Dataset entries:
** start **

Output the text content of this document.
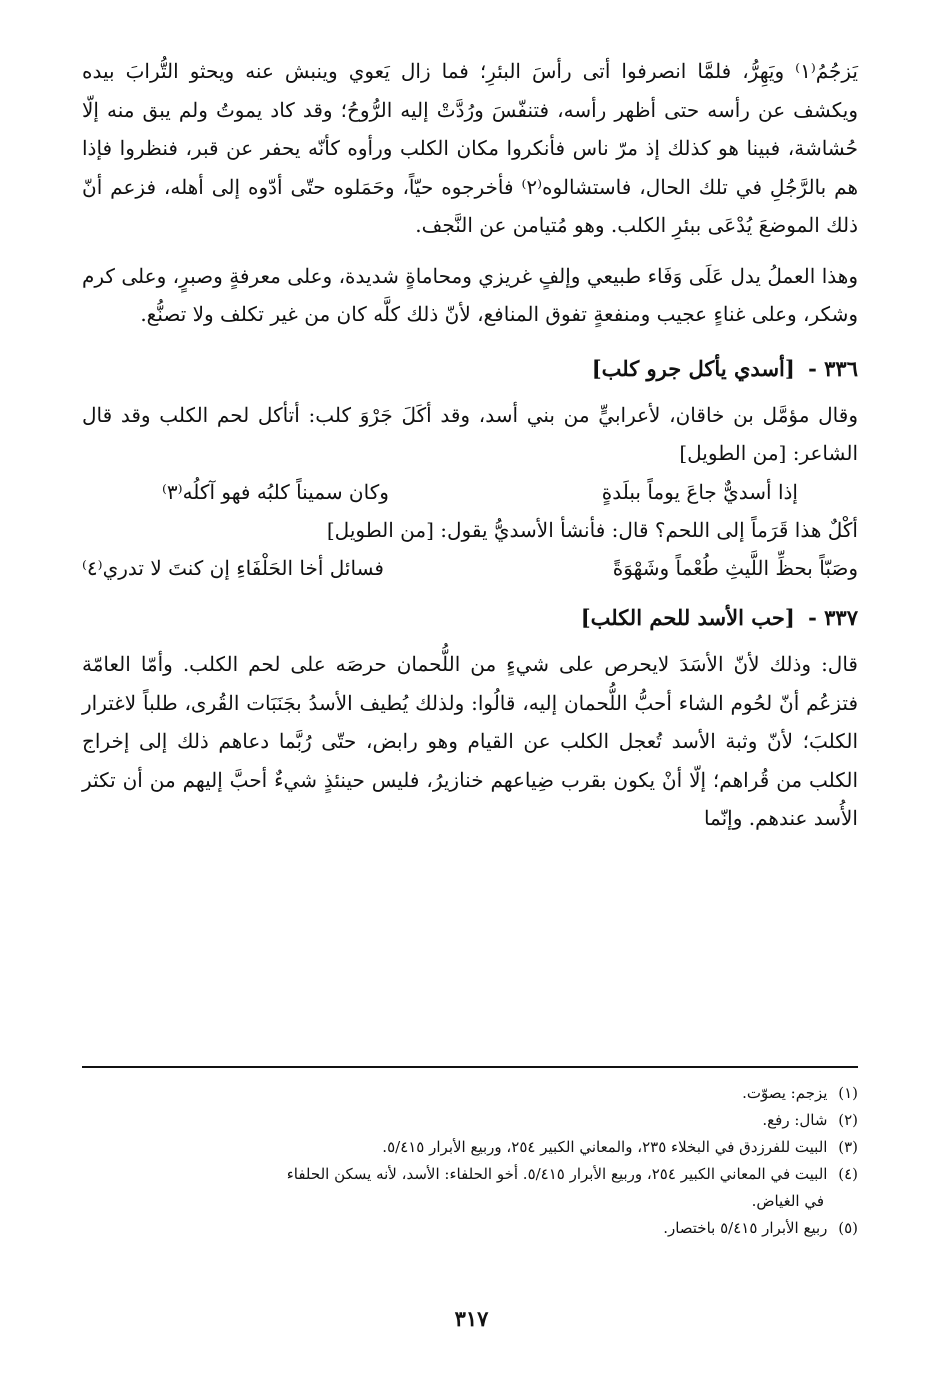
يَزجُمُ⁽١⁾ ويَهِرُّ، فلمَّا انصرفوا أتى رأسَ البئرِ؛ فما زال يَعوي وينبش عنه ويحثو التُّرابَ بيده ويكشف عن رأسه حتى أظهر رأسه، فتنفّسَ ورُدَّتْ إليه الرُّوحُ؛ وقد كاد يموتُ ولم يبق منه إلّا حُشاشة، فبينا هو كذلك إذ مرّ ناس فأنكروا مكان الكلب ورأوه كأنّه يحفر عن قبر، فنظروا فإذا هم بالرَّجُلِ في تلك الحال، فاستشالوه⁽٢⁾ فأخرجوه حيّاً، وحَمَلوه حتّى أدّوه إلى أهله، فزعم أنّ ذلك الموضعَ يُدْعَى ببئرِ الكلب. وهو مُتيامن عن النَّجف.

وهذا العملُ يدل عَلَى وَفَاء طبيعي وإلفٍ غريزي ومحاماةٍ شديدة، وعلى معرفةٍ وصبرٍ، وعلى كرم وشكر، وعلى غناءٍ عجيب ومنفعةٍ تفوق المنافع، لأنّ ذلك كلَّه كان من غير تكلف ولا تصنُّع.

٣٣٦ - [أسدي يأكل جرو كلب]

وقال مؤمَّل بن خاقان، لأعرابيٍّ من بني أسد، وقد أكَلَ جَرْوَ كلب: أتأكل لحم الكلب وقد قال الشاعر: [من الطويل]

إذا أسديٌّ جاعَ يوماً ببلَدةٍ
وكان سميناً كلبُه فهو آكلُه⁽٣⁾

أكْلٌ هذا قَرَماً إلى اللحم؟ قال: فأنشأ الأسديُّ يقول: [من الطويل]

وصَبّاً بحظِّ اللَّيثِ طُعْماً وشَهْوَةً
فسائل أخا الحَلْفَاءِ إن كنتَ لا تدري⁽٤⁾
٣٣٧ - [حب الأسد للحم الكلب]

قال: وذلك لأنّ الأسَدَ لايحرص على شيءٍ من اللُّحمان حرصَه على لحم الكلب. وأمّا العامّة فتزعُم أنّ لحُوم الشاء أحبُّ اللُّحمان إليه، قالُوا: ولذلك يُطيف الأسدُ بجَنَبَات القُرى، طلباً لاغترار الكلبَ؛ لأنّ وثبة الأسد تُعجل الكلب عن القيام وهو رابض، حتّى رُبَّما دعاهم ذلك إلى إخراج الكلب من قُراهم؛ إلّا أنْ يكون بقرب ضِياعهم خنازيرُ، فليس حينئذٍ شيءٌ أحبَّ إليهم من أن تكثر الأُسد عندهم. وإنّما

(١) يزجم: يصوّت.

(٢) شال: رفع.

(٣) البيت للفرزدق في البخلاء ٢٣٥، والمعاني الكبير ٢٥٤، وربيع الأبرار ٥/٤١٥.

(٤) البيت في المعاني الكبير ٢٥٤، وربيع الأبرار ٥/٤١٥. أخو الحلفاء: الأسد، لأنه يسكن الحلفاء

في الغياض.

(٥) ربيع الأبرار ٥/٤١٥ باختصار.

٣١٧
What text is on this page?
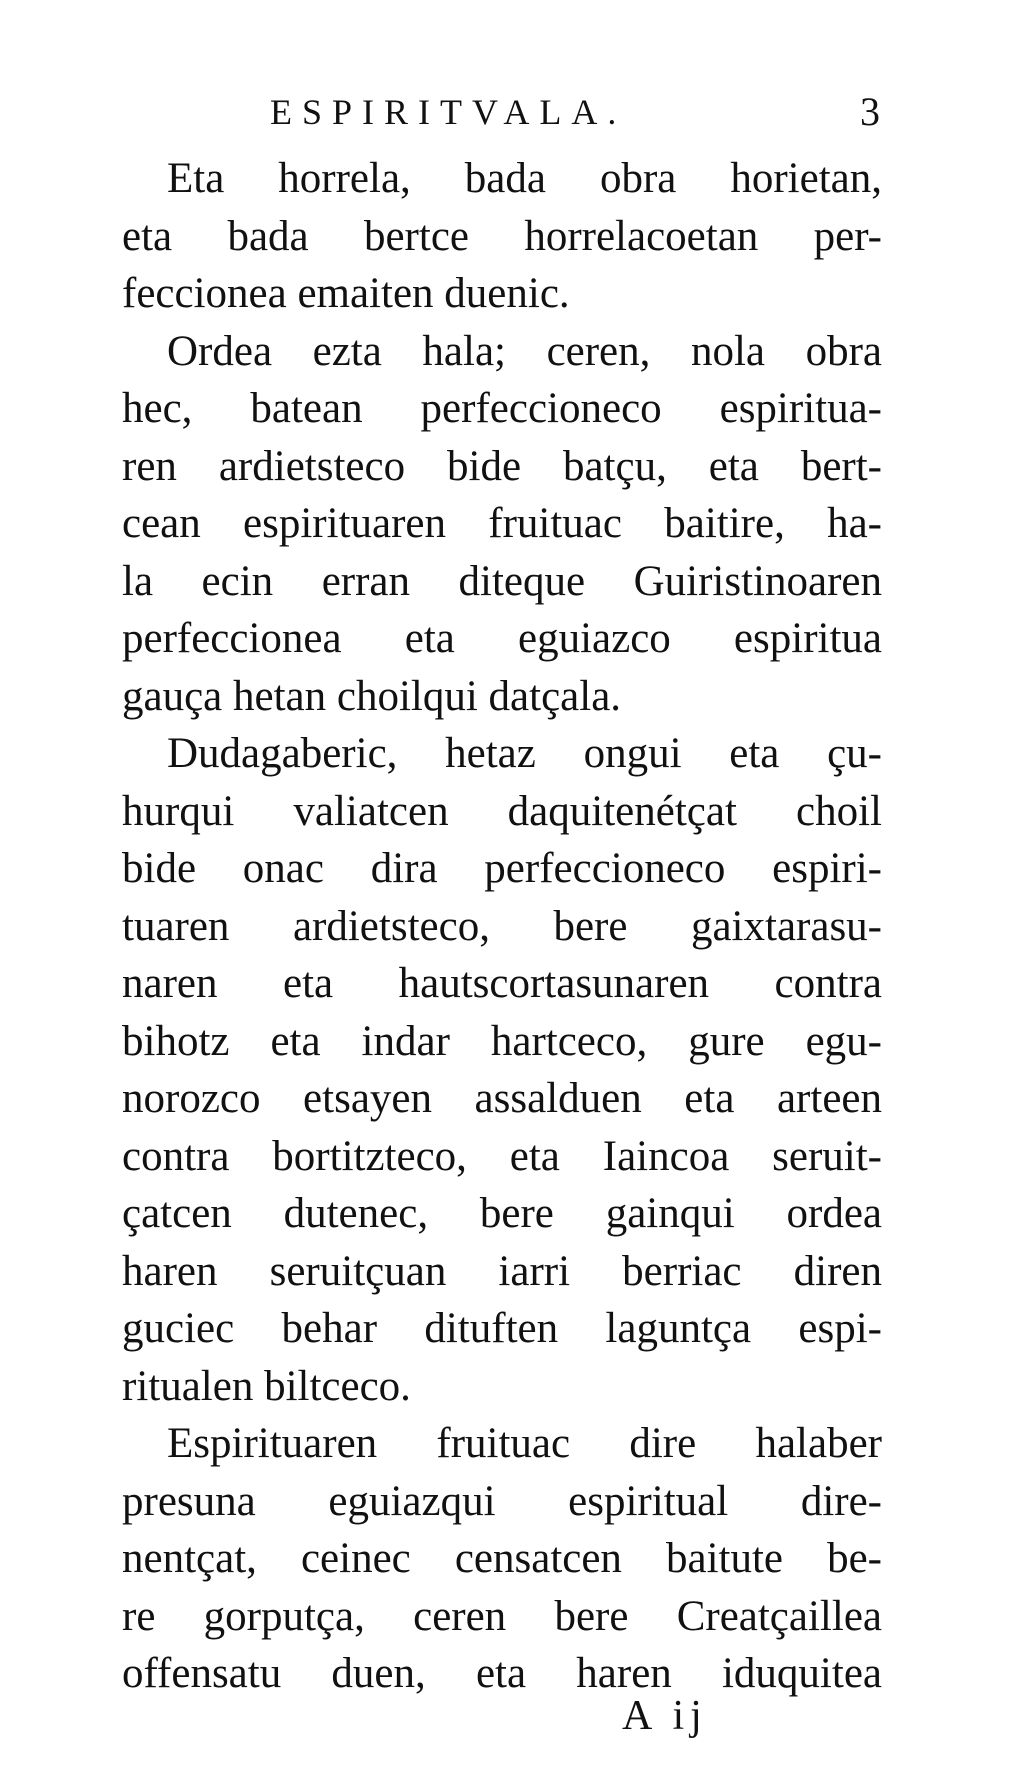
ESPIRITVALA.	3
Eta horrela, bada obra horietan,
eta bada bertce horrelacoetan per-
feccionea emaiten duenic.
Ordea ezta hala; ceren, nola obra
hec, batean perfeccioneco espiritua-
ren ardietsteco bide batçu, eta bert-
cean espirituaren fruituac baitire, ha-
la ecin erran diteque Guiristinoaren
perfeccionea eta eguiazco espiritua
gauça hetan choilqui datçala.
Dudagaberic, hetaz ongui eta çu-
hurqui valiatcen daquitenétçat choil
bide onac dira perfeccioneco espiri-
tuaren ardietsteco, bere gaixtarasu-
naren eta hautscortasunaren contra
bihotz eta indar hartceco, gure egu-
norozco etsayen assalduen eta arteen
contra bortitzteco, eta Iaincoa seruit-
çatcen dutenec, bere gainqui ordea
haren seruitçuan iarri berriac diren
guciec behar dituften laguntça espi-
ritualen biltceco.
Espirituaren fruituac dire halaber
presuna eguiazqui espiritual dire-
nentçat, ceinec censatcen baitute be-
re gorputça, ceren bere Creatçaillea
offensatu duen, eta haren iduquitea
A ij
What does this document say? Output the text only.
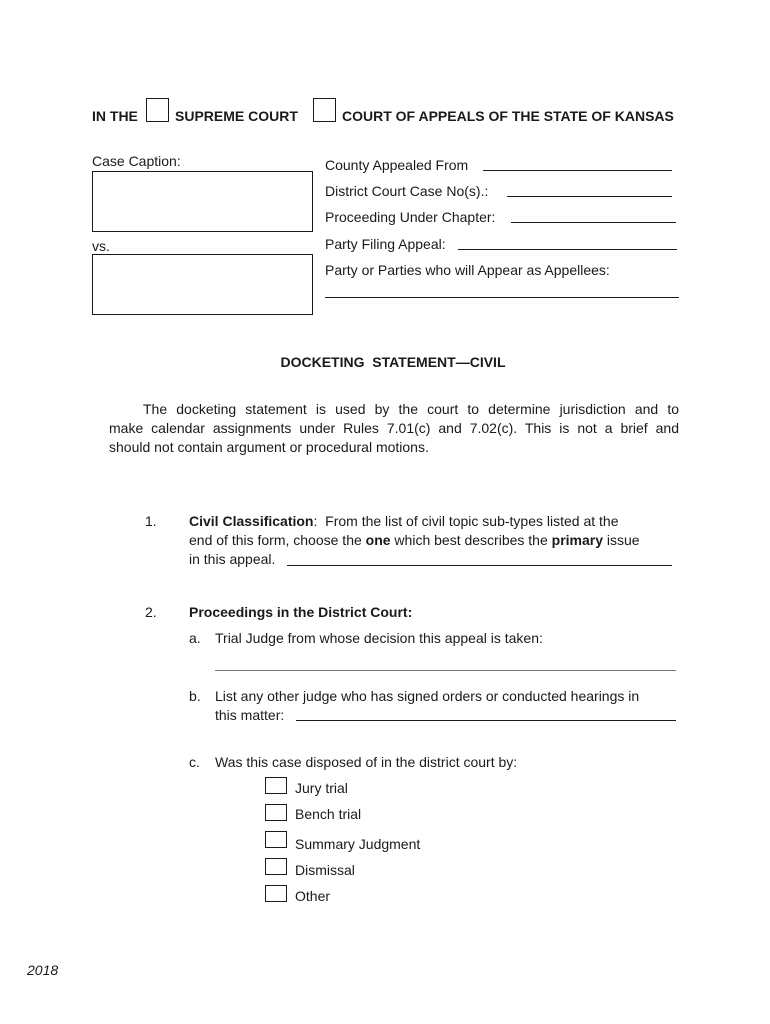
IN THE	SUPREME COURT	COURT OF APPEALS OF THE STATE OF KANSAS
Case Caption:
vs.
County Appealed From
District Court Case No(s).:
Proceeding Under Chapter:
Party Filing Appeal:
Party or Parties who will Appear as Appellees:
DOCKETING  STATEMENT—CIVIL
The docketing statement is used by the court to determine jurisdiction and to
make calendar assignments under Rules 7.01(c) and 7.02(c). This is not a brief and
should not contain argument or procedural motions.
1. Civil Classification:  From the list of civil topic sub-types listed at the
end of this form, choose the one which best describes the primary issue
in this appeal.
2. Proceedings in the District Court:
a. Trial Judge from whose decision this appeal is taken:
b. List any other judge who has signed orders or conducted hearings in
this matter:
c. Was this case disposed of in the district court by:
Jury trial
Bench trial
Summary Judgment
Dismissal
Other
2018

** end **

◆ Exercise
Transcribe every line from the records above without alteration, and leave out the images.

◆ Reply
Output the text content of this document.
يَزجُمُ⁽١⁾ ويَهِرُّ، فلمَّا انصرفوا أتى رأسَ البئرِ؛ فما زال يَعوي وينبش عنه ويحثو التُّرابَ بيده ويكشف عن رأسه حتى أظهر رأسه، فتنفّسَ ورُدَّتْ إليه الرُّوحُ؛ وقد كاد يموتُ ولم يبق منه إلّا حُشاشة، فبينا هو كذلك إذ مرّ ناس فأنكروا مكان الكلب ورأوه كأنّه يحفر عن قبر، فنظروا فإذا هم بالرَّجُلِ في تلك الحال، فاستشالوه⁽٢⁾ فأخرجوه حيّاً، وحَمَلوه حتّى أدّوه إلى أهله، فزعم أنّ ذلك الموضعَ يُدْعَى ببئرِ الكلب. وهو مُتيامن عن النَّجف.

وهذا العملُ يدل عَلَى وَفَاء طبيعي وإلفٍ غريزي ومحاماةٍ شديدة، وعلى معرفةٍ وصبرٍ، وعلى كرم وشكر، وعلى غناءٍ عجيب ومنفعةٍ تفوق المنافع، لأنّ ذلك كلَّه كان من غير تكلف ولا تصنُّع.

٣٣٦ - [أسدي يأكل جرو كلب]

وقال مؤمَّل بن خاقان، لأعرابيٍّ من بني أسد، وقد أكَلَ جَرْوَ كلب: أتأكل لحم الكلب وقد قال الشاعر: [من الطويل]

إذا أسديٌّ جاعَ يوماً ببلَدةٍ
وكان سميناً كلبُه فهو آكلُه⁽٣⁾

أكْلٌ هذا قَرَماً إلى اللحم؟ قال: فأنشأ الأسديُّ يقول: [من الطويل]

وصَبّاً بحظِّ اللَّيثِ طُعْماً وشَهْوَةً
فسائل أخا الحَلْفَاءِ إن كنتَ لا تدري⁽٤⁾
٣٣٧ - [حب الأسد للحم الكلب]

قال: وذلك لأنّ الأسَدَ لايحرص على شيءٍ من اللُّحمان حرصَه على لحم الكلب. وأمّا العامّة فتزعُم أنّ لحُوم الشاء أحبُّ اللُّحمان إليه، قالُوا: ولذلك يُطيف الأسدُ بجَنَبَات القُرى، طلباً لاغترار الكلبَ؛ لأنّ وثبة الأسد تُعجل الكلب عن القيام وهو رابض، حتّى رُبَّما دعاهم ذلك إلى إخراج الكلب من قُراهم؛ إلّا أنْ يكون بقرب ضِياعهم خنازيرُ، فليس حينئذٍ شيءٌ أحبَّ إليهم من أن تكثر الأُسد عندهم. وإنّما

(١) يزجم: يصوّت.

(٢) شال: رفع.

(٣) البيت للفرزدق في البخلاء ٢٣٥، والمعاني الكبير ٢٥٤، وربيع الأبرار ٥/٤١٥.

(٤) البيت في المعاني الكبير ٢٥٤، وربيع الأبرار ٥/٤١٥. أخو الحلفاء: الأسد، لأنه يسكن الحلفاء

في الغياض.

(٥) ربيع الأبرار ٥/٤١٥ باختصار.

٣١٧
What text is on this page?
ESPIRITVALA.	3
Eta horrela, bada obra horietan,
eta bada bertce horrelacoetan per-
feccionea emaiten duenic.
Ordea ezta hala; ceren, nola obra
hec, batean perfeccioneco espiritua-
ren ardietsteco bide batçu, eta bert-
cean espirituaren fruituac baitire, ha-
la ecin erran diteque Guiristinoaren
perfeccionea eta eguiazco espiritua
gauça hetan choilqui datçala.
Dudagaberic, hetaz ongui eta çu-
hurqui valiatcen daquitenétçat choil
bide onac dira perfeccioneco espiri-
tuaren ardietsteco, bere gaixtarasu-
naren eta hautscortasunaren contra
bihotz eta indar hartceco, gure egu-
norozco etsayen assalduen eta arteen
contra bortitzteco, eta Iaincoa seruit-
çatcen dutenec, bere gainqui ordea
haren seruitçuan iarri berriac diren
guciec behar dituften laguntça espi-
ritualen biltceco.
Espirituaren fruituac dire halaber
presuna eguiazqui espiritual dire-
nentçat, ceinec censatcen baitute be-
re gorputça, ceren bere Creatçaillea
offensatu duen, eta haren iduquitea
A ij
What does this document say? Output the text only.
IN THE	SUPREME COURT	COURT OF APPEALS OF THE STATE OF KANSAS
Case Caption:
vs.
County Appealed From
District Court Case No(s).:
Proceeding Under Chapter:
Party Filing Appeal:
Party or Parties who will Appear as Appellees:
DOCKETING  STATEMENT—CIVIL
The docketing statement is used by the court to determine jurisdiction and to
make calendar assignments under Rules 7.01(c) and 7.02(c). This is not a brief and
should not contain argument or procedural motions.
1. Civil Classification:  From the list of civil topic sub-types listed at the
end of this form, choose the one which best describes the primary issue
in this appeal.
2. Proceedings in the District Court:
a. Trial Judge from whose decision this appeal is taken:
b. List any other judge who has signed orders or conducted hearings in
this matter:
c. Was this case disposed of in the district court by:
Jury trial
Bench trial
Summary Judgment
Dismissal
Other
2018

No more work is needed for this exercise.